TASK STATEMENT -
Without the pictures, return each record as it appears.

DATASET ENTRIES -
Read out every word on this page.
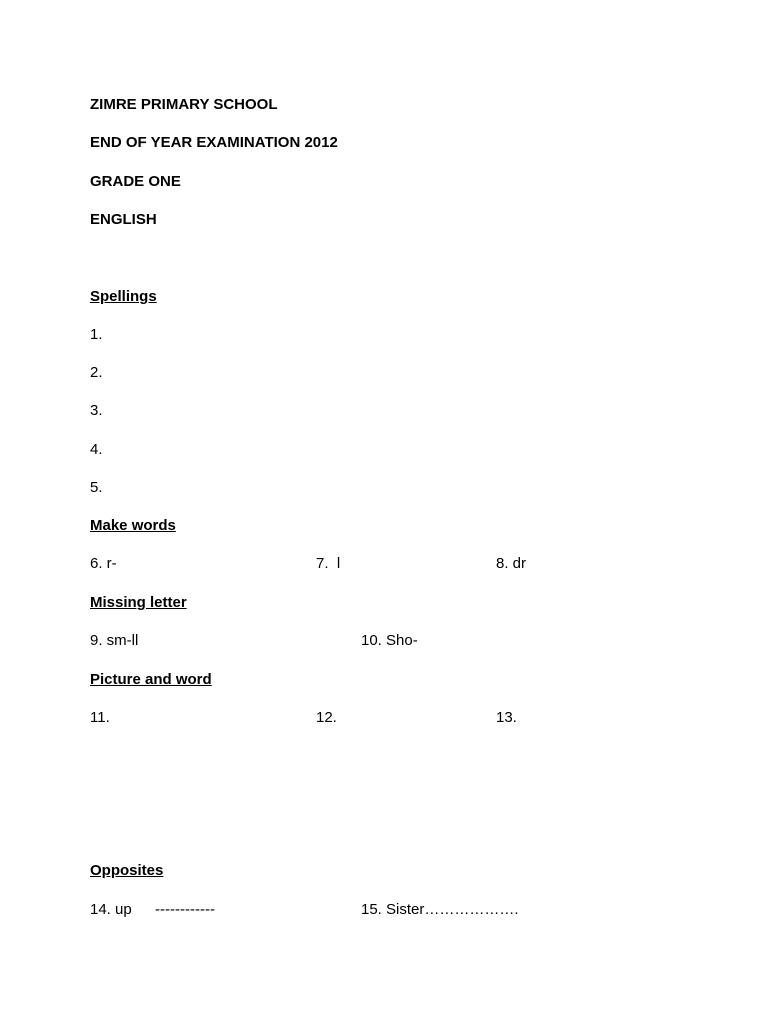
ZIMRE PRIMARY SCHOOL
END OF YEAR EXAMINATION 2012
GRADE ONE
ENGLISH
Spellings
1.
2.
3.
4.
5.
Make words
6. r-	7.  l	8. dr
Missing letter
9. sm-ll	10. Sho-
Picture and word
11.	12.	13.
Opposites
14. up ------------	15. Sister……………….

OUTPUT -
Read out every word on this page.
ZIMRE PRIMARY SCHOOL
END OF YEAR EXAMINATION 2012
GRADE ONE
ENGLISH
Spellings
1.
2.
3.
4.
5.
Make words
6. r-	7.  l	8. dr
Missing letter
9. sm-ll	10. Sho-
Picture and word
11.	12.	13.
Opposites
14. up ------------	15. Sister……………….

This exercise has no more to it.